**DIRECTIONS:** Extract each line holding the word "için" from the entries.

-.-.-

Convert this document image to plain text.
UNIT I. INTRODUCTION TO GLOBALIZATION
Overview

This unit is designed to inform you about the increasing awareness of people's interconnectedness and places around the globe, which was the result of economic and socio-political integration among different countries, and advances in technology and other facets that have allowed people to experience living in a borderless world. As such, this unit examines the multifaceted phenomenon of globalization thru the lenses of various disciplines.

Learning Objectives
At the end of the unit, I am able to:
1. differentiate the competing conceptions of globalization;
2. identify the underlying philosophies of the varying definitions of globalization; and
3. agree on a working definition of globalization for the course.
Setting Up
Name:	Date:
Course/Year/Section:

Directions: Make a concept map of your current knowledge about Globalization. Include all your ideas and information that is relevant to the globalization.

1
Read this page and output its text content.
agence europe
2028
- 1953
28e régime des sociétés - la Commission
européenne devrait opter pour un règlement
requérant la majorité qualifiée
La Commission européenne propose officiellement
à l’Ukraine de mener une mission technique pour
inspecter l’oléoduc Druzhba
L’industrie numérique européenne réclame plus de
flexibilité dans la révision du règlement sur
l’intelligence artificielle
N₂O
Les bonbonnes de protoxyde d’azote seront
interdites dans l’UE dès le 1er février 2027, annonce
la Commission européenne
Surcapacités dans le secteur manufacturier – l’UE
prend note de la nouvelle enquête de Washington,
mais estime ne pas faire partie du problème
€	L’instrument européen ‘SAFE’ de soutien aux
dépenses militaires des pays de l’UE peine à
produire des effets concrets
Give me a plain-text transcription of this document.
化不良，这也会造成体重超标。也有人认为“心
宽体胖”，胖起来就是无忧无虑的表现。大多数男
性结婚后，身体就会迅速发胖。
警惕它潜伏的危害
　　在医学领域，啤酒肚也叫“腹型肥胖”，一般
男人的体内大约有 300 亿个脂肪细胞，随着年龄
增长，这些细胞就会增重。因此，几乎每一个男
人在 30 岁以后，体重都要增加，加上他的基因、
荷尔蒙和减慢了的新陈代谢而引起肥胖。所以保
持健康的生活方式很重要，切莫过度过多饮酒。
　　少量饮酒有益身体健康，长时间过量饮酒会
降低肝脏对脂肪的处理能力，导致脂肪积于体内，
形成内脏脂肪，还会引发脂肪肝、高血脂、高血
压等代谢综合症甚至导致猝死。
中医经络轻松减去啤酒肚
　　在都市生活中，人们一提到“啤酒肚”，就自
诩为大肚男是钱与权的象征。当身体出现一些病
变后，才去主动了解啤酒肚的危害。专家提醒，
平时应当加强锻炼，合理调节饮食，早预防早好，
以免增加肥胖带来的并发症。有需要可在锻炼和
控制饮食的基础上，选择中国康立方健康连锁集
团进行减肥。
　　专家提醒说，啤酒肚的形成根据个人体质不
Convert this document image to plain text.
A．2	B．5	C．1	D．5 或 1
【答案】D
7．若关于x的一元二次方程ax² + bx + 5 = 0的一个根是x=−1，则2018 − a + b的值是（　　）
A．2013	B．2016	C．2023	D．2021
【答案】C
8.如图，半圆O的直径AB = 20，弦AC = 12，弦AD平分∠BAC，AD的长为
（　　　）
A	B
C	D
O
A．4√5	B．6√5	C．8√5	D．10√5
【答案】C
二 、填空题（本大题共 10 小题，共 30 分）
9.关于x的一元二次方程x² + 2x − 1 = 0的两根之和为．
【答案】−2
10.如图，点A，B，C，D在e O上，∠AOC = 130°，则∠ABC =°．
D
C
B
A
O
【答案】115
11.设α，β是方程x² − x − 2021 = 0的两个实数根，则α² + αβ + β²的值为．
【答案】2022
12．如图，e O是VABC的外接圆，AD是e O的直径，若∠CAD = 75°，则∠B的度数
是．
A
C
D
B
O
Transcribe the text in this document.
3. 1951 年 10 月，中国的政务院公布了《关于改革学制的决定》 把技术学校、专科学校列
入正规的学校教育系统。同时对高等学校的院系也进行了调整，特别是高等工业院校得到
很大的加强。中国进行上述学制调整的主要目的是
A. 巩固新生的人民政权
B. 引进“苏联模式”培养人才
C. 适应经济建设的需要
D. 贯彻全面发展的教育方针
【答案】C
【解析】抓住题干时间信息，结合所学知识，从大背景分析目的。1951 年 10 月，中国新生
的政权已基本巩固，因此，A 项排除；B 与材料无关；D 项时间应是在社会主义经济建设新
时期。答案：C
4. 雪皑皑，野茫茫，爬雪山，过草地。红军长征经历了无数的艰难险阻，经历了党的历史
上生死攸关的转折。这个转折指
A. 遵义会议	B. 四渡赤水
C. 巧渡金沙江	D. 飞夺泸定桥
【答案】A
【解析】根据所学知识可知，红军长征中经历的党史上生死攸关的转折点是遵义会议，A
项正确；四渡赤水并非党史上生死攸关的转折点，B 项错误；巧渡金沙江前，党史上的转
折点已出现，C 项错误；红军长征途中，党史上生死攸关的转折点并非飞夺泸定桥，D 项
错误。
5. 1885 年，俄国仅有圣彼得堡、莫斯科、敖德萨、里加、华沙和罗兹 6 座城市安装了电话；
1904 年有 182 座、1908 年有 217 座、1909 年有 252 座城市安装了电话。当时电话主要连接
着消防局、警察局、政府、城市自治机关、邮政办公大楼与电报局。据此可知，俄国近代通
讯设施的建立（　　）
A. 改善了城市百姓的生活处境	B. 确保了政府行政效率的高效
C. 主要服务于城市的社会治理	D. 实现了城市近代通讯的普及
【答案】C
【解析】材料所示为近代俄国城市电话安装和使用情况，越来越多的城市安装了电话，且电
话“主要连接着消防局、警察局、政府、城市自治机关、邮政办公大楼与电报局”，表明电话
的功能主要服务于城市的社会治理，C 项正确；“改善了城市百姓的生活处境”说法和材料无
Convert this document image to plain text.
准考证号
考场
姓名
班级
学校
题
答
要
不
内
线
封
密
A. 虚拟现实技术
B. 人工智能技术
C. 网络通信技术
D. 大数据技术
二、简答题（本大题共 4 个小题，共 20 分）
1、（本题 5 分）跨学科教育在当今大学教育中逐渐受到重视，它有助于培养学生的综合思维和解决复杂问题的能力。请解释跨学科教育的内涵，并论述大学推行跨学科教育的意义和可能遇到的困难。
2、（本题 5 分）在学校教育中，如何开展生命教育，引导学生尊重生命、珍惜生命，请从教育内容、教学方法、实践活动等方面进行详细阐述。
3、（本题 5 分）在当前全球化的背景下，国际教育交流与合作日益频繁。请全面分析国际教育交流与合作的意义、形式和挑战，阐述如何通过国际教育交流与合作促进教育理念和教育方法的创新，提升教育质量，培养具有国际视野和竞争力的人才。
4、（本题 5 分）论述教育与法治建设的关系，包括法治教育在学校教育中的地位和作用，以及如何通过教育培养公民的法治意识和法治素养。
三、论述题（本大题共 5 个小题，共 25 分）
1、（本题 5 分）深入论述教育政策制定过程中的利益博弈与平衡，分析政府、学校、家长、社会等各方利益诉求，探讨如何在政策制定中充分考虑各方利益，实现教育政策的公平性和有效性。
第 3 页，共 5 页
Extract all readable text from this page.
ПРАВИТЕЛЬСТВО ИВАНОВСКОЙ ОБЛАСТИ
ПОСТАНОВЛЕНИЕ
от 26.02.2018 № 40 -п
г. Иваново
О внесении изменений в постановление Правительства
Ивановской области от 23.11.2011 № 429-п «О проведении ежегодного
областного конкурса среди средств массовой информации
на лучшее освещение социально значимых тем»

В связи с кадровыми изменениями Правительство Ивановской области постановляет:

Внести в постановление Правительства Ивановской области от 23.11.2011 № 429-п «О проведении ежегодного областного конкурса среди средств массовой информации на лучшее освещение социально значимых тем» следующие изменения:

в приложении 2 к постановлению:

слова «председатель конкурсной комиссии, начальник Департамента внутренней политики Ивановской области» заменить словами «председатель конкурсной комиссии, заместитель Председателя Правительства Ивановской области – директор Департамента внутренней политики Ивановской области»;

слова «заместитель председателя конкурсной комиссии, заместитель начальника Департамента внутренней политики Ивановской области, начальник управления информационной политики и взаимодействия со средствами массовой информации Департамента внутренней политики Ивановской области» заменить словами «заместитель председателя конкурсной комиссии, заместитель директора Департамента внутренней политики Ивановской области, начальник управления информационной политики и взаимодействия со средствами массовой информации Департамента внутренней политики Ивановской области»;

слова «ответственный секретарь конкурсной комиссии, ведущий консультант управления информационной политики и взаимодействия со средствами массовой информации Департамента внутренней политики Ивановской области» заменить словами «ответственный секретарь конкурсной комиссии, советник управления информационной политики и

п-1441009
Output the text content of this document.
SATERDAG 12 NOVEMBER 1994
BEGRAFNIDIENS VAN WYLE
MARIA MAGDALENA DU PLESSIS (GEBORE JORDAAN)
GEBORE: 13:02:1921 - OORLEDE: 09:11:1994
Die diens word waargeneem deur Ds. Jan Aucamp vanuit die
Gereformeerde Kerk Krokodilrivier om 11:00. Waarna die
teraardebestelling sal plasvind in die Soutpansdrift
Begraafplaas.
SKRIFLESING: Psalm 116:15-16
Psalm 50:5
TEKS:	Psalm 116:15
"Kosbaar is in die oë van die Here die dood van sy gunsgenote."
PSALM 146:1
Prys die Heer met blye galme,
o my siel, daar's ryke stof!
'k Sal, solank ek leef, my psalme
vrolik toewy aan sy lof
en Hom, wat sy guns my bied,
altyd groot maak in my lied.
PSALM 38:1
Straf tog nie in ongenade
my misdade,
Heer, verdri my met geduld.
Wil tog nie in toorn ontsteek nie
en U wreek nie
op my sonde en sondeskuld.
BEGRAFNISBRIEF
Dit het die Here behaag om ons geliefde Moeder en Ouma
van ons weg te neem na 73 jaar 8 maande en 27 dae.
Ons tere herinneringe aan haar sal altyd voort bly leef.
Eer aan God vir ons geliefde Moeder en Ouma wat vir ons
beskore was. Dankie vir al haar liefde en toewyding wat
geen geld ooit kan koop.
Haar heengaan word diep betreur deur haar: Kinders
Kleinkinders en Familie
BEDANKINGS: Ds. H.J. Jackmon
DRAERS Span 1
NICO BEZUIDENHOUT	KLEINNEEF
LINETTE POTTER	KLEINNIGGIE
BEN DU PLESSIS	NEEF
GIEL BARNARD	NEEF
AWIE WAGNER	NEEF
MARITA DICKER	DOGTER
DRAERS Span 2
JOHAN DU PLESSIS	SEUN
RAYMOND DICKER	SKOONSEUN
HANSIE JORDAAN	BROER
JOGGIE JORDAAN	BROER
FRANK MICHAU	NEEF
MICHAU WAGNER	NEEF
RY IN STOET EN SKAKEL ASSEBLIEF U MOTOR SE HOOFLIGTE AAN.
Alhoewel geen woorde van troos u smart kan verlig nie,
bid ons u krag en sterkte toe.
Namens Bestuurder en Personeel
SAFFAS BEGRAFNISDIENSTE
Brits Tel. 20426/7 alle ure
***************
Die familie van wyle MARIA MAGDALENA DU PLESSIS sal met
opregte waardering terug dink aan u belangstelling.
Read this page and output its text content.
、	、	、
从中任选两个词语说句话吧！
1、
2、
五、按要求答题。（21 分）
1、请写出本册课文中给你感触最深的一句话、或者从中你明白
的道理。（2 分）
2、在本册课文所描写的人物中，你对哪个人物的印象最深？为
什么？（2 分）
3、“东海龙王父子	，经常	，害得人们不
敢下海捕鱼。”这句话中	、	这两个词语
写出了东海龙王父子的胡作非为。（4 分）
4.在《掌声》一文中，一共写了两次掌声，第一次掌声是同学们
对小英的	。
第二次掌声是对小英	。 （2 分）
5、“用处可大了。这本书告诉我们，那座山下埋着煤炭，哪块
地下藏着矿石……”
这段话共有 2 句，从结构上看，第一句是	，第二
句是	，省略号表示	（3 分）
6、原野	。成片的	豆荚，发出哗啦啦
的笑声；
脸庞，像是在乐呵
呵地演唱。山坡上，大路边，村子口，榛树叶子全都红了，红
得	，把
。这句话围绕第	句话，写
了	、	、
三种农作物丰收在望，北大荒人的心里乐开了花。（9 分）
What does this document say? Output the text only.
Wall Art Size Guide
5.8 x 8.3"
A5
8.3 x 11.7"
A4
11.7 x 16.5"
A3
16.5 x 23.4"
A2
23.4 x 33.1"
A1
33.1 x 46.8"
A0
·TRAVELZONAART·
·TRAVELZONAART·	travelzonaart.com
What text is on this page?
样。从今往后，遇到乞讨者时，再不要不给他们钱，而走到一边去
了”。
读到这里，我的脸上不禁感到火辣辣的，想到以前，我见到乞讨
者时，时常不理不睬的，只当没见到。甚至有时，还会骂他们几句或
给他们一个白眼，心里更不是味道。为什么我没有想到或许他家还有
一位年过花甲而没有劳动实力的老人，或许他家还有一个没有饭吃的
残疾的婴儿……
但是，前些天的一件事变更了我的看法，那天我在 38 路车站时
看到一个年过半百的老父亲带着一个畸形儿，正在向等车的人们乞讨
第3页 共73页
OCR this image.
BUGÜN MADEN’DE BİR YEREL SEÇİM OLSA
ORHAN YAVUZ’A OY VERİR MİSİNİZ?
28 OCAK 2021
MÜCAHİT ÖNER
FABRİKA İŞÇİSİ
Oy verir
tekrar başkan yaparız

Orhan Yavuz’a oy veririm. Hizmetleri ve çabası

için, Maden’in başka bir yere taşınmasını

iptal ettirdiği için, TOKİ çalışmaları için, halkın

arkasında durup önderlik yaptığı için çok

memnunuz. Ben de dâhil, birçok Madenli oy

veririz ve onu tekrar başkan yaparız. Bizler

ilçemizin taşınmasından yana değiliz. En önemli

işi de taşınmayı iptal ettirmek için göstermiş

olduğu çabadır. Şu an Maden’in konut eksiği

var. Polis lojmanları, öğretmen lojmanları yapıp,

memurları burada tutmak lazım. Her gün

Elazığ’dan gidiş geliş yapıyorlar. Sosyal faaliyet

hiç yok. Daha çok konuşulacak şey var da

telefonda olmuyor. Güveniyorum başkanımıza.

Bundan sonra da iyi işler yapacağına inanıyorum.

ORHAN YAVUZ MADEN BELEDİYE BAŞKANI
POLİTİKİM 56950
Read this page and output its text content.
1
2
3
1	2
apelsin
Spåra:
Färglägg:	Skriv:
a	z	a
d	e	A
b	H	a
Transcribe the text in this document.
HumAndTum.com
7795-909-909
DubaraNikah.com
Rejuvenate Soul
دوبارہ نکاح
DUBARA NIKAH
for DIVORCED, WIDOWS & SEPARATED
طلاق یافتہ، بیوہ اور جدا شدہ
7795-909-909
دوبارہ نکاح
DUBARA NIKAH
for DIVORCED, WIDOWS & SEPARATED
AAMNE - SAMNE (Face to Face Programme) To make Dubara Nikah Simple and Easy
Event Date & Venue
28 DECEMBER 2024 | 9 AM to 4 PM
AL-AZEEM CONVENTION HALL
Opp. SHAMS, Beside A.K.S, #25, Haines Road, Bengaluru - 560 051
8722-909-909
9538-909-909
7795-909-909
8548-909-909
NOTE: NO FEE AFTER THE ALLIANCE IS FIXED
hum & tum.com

-.-.-

**WRITTEN RESPONSE:**
için, Maden’in başka bir yere taşınmasını
iptal ettirdiği için, TOKİ çalışmaları için, halkın
arkasında durup önderlik yaptığı için çok
işi de taşınmayı iptal ettirmek için göstermiş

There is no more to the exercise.